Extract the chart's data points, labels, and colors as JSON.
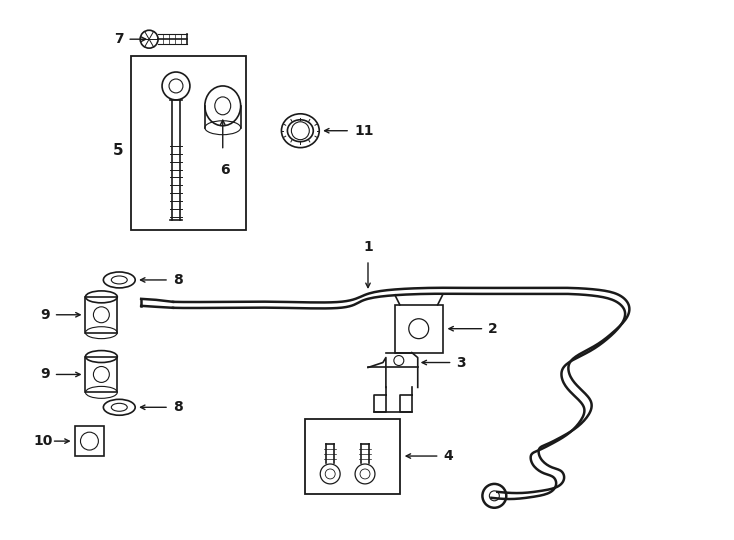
{
  "bg_color": "#ffffff",
  "line_color": "#1a1a1a",
  "fig_width": 7.34,
  "fig_height": 5.4,
  "dpi": 100
}
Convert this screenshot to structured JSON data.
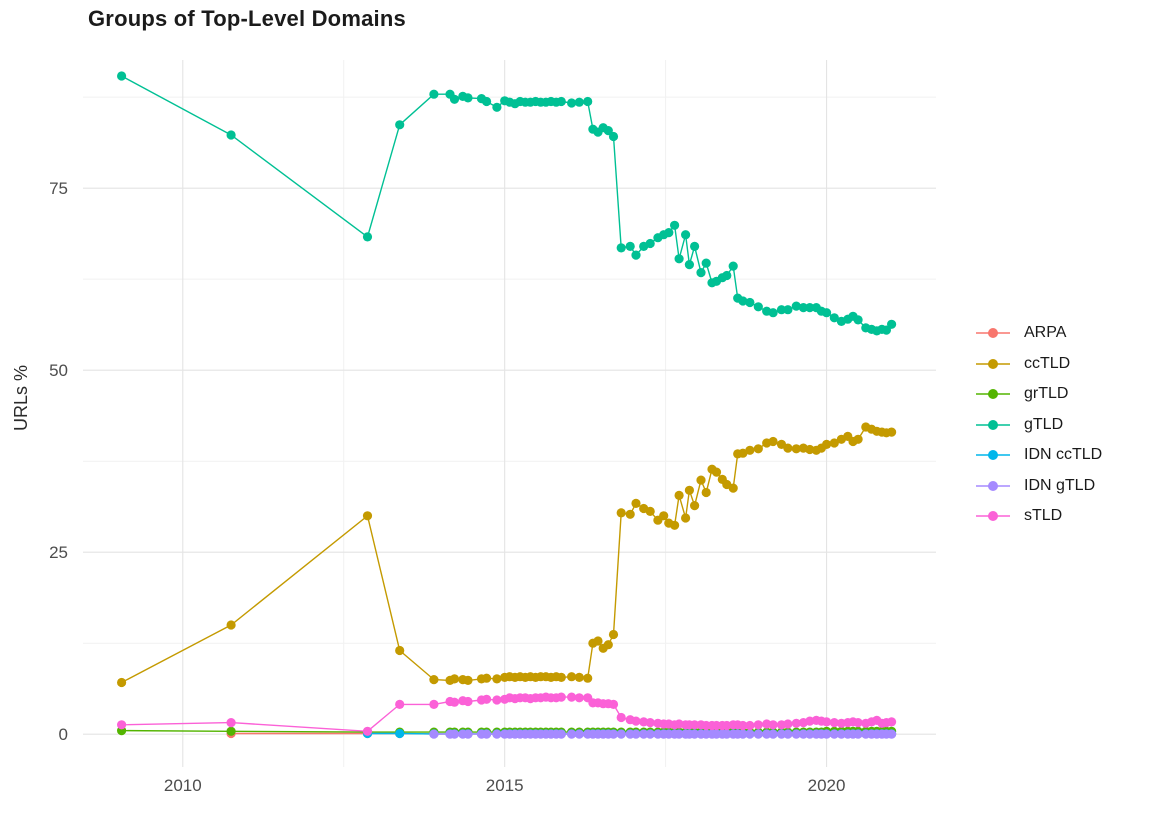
{
  "title": "Groups of Top-Level Domains",
  "y_axis": {
    "title": "URLs %"
  },
  "x_axis": {
    "tick_labels": [
      "2010",
      "2015",
      "2020"
    ]
  },
  "legend": {
    "position": "right",
    "entries": [
      {
        "label": "ARPA",
        "color": "#F8766D"
      },
      {
        "label": "ccTLD",
        "color": "#C49A00"
      },
      {
        "label": "grTLD",
        "color": "#53B400"
      },
      {
        "label": "gTLD",
        "color": "#00C094"
      },
      {
        "label": "IDN ccTLD",
        "color": "#00B6EB"
      },
      {
        "label": "IDN gTLD",
        "color": "#A58AFF"
      },
      {
        "label": "sTLD",
        "color": "#FB61D7"
      }
    ]
  },
  "chart_data": {
    "type": "line",
    "title": "Groups of Top-Level Domains",
    "xlabel": "",
    "ylabel": "URLs %",
    "x_domain": [
      2008.45,
      2021.7
    ],
    "y_domain": [
      -4.5,
      92.6
    ],
    "x_ticks": [
      2010,
      2015,
      2020
    ],
    "x_minor": [
      2012.5,
      2017.5
    ],
    "y_ticks": [
      0,
      25,
      50,
      75
    ],
    "y_minor": [
      12.5,
      37.5,
      62.5,
      87.5
    ],
    "grid": true,
    "legend_position": "right",
    "x": [
      2009.05,
      2010.75,
      2012.87,
      2013.37,
      2013.9,
      2014.15,
      2014.22,
      2014.35,
      2014.43,
      2014.64,
      2014.72,
      2014.88,
      2015.0,
      2015.08,
      2015.16,
      2015.24,
      2015.32,
      2015.4,
      2015.48,
      2015.56,
      2015.64,
      2015.72,
      2015.8,
      2015.88,
      2016.04,
      2016.16,
      2016.29,
      2016.37,
      2016.45,
      2016.53,
      2016.61,
      2016.69,
      2016.81,
      2016.95,
      2017.04,
      2017.16,
      2017.26,
      2017.38,
      2017.47,
      2017.55,
      2017.64,
      2017.71,
      2017.81,
      2017.87,
      2017.95,
      2018.05,
      2018.13,
      2018.22,
      2018.29,
      2018.38,
      2018.45,
      2018.55,
      2018.62,
      2018.7,
      2018.81,
      2018.94,
      2019.07,
      2019.17,
      2019.3,
      2019.4,
      2019.53,
      2019.64,
      2019.74,
      2019.84,
      2019.92,
      2020.0,
      2020.12,
      2020.23,
      2020.33,
      2020.41,
      2020.49,
      2020.61,
      2020.7,
      2020.78,
      2020.86,
      2020.93,
      2021.01
    ],
    "series": [
      {
        "name": "ARPA",
        "color": "#F8766D",
        "values": [
          null,
          0.1,
          0.1,
          0.1,
          0.05,
          0.05,
          0.05,
          0.05,
          0.05,
          0.05,
          0.05,
          0.05,
          0.05,
          0.05,
          0.05,
          0.05,
          0.05,
          0.05,
          0.05,
          0.05,
          0.05,
          0.05,
          0.05,
          0.05,
          0.05,
          0.05,
          0.05,
          0.05,
          0.05,
          0.05,
          0.05,
          0.05,
          0.05,
          0.05,
          0.05,
          0.05,
          0.05,
          0.05,
          0.05,
          0.05,
          0.05,
          0.05,
          0.05,
          0.05,
          0.05,
          0.05,
          0.05,
          0.05,
          0.05,
          0.05,
          0.05,
          0.05,
          0.05,
          0.05,
          0.05,
          0.05,
          0.05,
          0.05,
          0.05,
          0.05,
          0.05,
          0.05,
          0.05,
          0.05,
          0.05,
          0.05,
          0.05,
          0.05,
          0.05,
          0.05,
          0.05,
          0.05,
          0.05,
          0.05,
          0.05,
          0.05,
          0.05
        ]
      },
      {
        "name": "ccTLD",
        "color": "#C49A00",
        "values": [
          7.1,
          15.0,
          30.0,
          11.5,
          7.5,
          7.4,
          7.6,
          7.5,
          7.4,
          7.6,
          7.7,
          7.6,
          7.8,
          7.9,
          7.8,
          7.9,
          7.8,
          7.9,
          7.8,
          7.9,
          7.9,
          7.8,
          7.9,
          7.8,
          7.9,
          7.8,
          7.7,
          12.5,
          12.8,
          11.8,
          12.3,
          13.7,
          30.4,
          30.2,
          31.7,
          31.0,
          30.6,
          29.4,
          30.0,
          29.0,
          28.7,
          32.8,
          29.7,
          33.5,
          31.4,
          34.9,
          33.2,
          36.4,
          36.0,
          35.0,
          34.3,
          33.8,
          38.5,
          38.6,
          39.0,
          39.2,
          40.0,
          40.2,
          39.8,
          39.3,
          39.2,
          39.3,
          39.1,
          39.0,
          39.3,
          39.8,
          40.0,
          40.5,
          40.9,
          40.2,
          40.5,
          42.2,
          41.9,
          41.6,
          41.5,
          41.4,
          41.5
        ]
      },
      {
        "name": "grTLD",
        "color": "#53B400",
        "values": [
          0.5,
          0.4,
          0.3,
          0.3,
          0.3,
          0.3,
          0.3,
          0.3,
          0.3,
          0.3,
          0.3,
          0.3,
          0.3,
          0.3,
          0.3,
          0.3,
          0.3,
          0.3,
          0.3,
          0.3,
          0.3,
          0.3,
          0.3,
          0.3,
          0.3,
          0.3,
          0.3,
          0.3,
          0.3,
          0.3,
          0.3,
          0.3,
          0.3,
          0.3,
          0.3,
          0.3,
          0.3,
          0.3,
          0.3,
          0.3,
          0.3,
          0.3,
          0.3,
          0.3,
          0.3,
          0.3,
          0.3,
          0.3,
          0.3,
          0.3,
          0.3,
          0.3,
          0.3,
          0.3,
          0.3,
          0.3,
          0.3,
          0.3,
          0.3,
          0.3,
          0.3,
          0.3,
          0.3,
          0.3,
          0.3,
          0.4,
          0.4,
          0.4,
          0.4,
          0.4,
          0.4,
          0.4,
          0.4,
          0.4,
          0.4,
          0.4,
          0.4
        ]
      },
      {
        "name": "gTLD",
        "color": "#00C094",
        "values": [
          90.4,
          82.3,
          68.3,
          83.7,
          87.9,
          87.9,
          87.2,
          87.6,
          87.4,
          87.3,
          86.9,
          86.1,
          87.0,
          86.8,
          86.6,
          86.9,
          86.8,
          86.8,
          86.9,
          86.8,
          86.8,
          86.9,
          86.8,
          86.9,
          86.7,
          86.8,
          86.9,
          83.1,
          82.7,
          83.3,
          82.9,
          82.1,
          66.8,
          67.0,
          65.8,
          67.0,
          67.4,
          68.2,
          68.6,
          68.9,
          69.9,
          65.3,
          68.6,
          64.5,
          67.0,
          63.4,
          64.7,
          62.0,
          62.2,
          62.7,
          63.0,
          64.3,
          59.9,
          59.5,
          59.3,
          58.7,
          58.1,
          57.9,
          58.3,
          58.3,
          58.8,
          58.6,
          58.6,
          58.6,
          58.1,
          57.9,
          57.2,
          56.7,
          57.0,
          57.4,
          56.9,
          55.8,
          55.6,
          55.4,
          55.6,
          55.5,
          56.3
        ]
      },
      {
        "name": "IDN ccTLD",
        "color": "#00B6EB",
        "values": [
          null,
          null,
          0.1,
          0.1,
          0.05,
          0.05,
          0.05,
          0.05,
          0.05,
          0.05,
          0.05,
          0.05,
          0.05,
          0.05,
          0.05,
          0.05,
          0.05,
          0.05,
          0.05,
          0.05,
          0.05,
          0.05,
          0.05,
          0.05,
          0.05,
          0.05,
          0.05,
          0.05,
          0.05,
          0.05,
          0.05,
          0.05,
          0.05,
          0.05,
          0.05,
          0.05,
          0.05,
          0.05,
          0.05,
          0.05,
          0.05,
          0.05,
          0.05,
          0.05,
          0.05,
          0.05,
          0.05,
          0.05,
          0.05,
          0.05,
          0.05,
          0.05,
          0.05,
          0.05,
          0.05,
          0.05,
          0.05,
          0.05,
          0.05,
          0.05,
          0.05,
          0.05,
          0.05,
          0.05,
          0.05,
          0.05,
          0.05,
          0.05,
          0.05,
          0.05,
          0.05,
          0.05,
          0.05,
          0.05,
          0.05,
          0.05,
          0.05
        ]
      },
      {
        "name": "IDN gTLD",
        "color": "#A58AFF",
        "values": [
          null,
          null,
          null,
          null,
          0.02,
          0.02,
          0.02,
          0.02,
          0.02,
          0.02,
          0.02,
          0.02,
          0.02,
          0.02,
          0.02,
          0.02,
          0.02,
          0.02,
          0.02,
          0.02,
          0.02,
          0.02,
          0.02,
          0.02,
          0.02,
          0.02,
          0.02,
          0.02,
          0.02,
          0.02,
          0.02,
          0.02,
          0.02,
          0.02,
          0.02,
          0.02,
          0.02,
          0.02,
          0.02,
          0.02,
          0.02,
          0.02,
          0.02,
          0.02,
          0.02,
          0.02,
          0.02,
          0.02,
          0.02,
          0.02,
          0.02,
          0.02,
          0.02,
          0.02,
          0.02,
          0.02,
          0.02,
          0.02,
          0.02,
          0.02,
          0.02,
          0.02,
          0.02,
          0.02,
          0.02,
          0.02,
          0.02,
          0.02,
          0.02,
          0.02,
          0.02,
          0.02,
          0.02,
          0.02,
          0.02,
          0.02,
          0.02
        ]
      },
      {
        "name": "sTLD",
        "color": "#FB61D7",
        "values": [
          1.3,
          1.6,
          0.4,
          4.1,
          4.1,
          4.5,
          4.4,
          4.6,
          4.5,
          4.7,
          4.8,
          4.7,
          4.8,
          5.0,
          4.9,
          5.0,
          5.0,
          4.9,
          5.0,
          5.0,
          5.1,
          5.0,
          5.0,
          5.1,
          5.1,
          5.0,
          5.0,
          4.3,
          4.3,
          4.2,
          4.2,
          4.1,
          2.3,
          2.0,
          1.8,
          1.7,
          1.6,
          1.5,
          1.4,
          1.4,
          1.3,
          1.4,
          1.3,
          1.3,
          1.3,
          1.3,
          1.2,
          1.2,
          1.2,
          1.2,
          1.2,
          1.3,
          1.3,
          1.2,
          1.2,
          1.3,
          1.4,
          1.3,
          1.3,
          1.4,
          1.5,
          1.6,
          1.8,
          1.9,
          1.8,
          1.7,
          1.6,
          1.5,
          1.6,
          1.7,
          1.6,
          1.5,
          1.7,
          1.9,
          1.5,
          1.6,
          1.7
        ]
      }
    ]
  }
}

= = = = = = =

§ **Your task**:
Using the listing above, locate the lines that hold "gTLD" and copy each one.

§ **Written solution**:
        "label": "gTLD",
        "label": "IDN gTLD",
        "name": "gTLD",
        "name": "IDN gTLD",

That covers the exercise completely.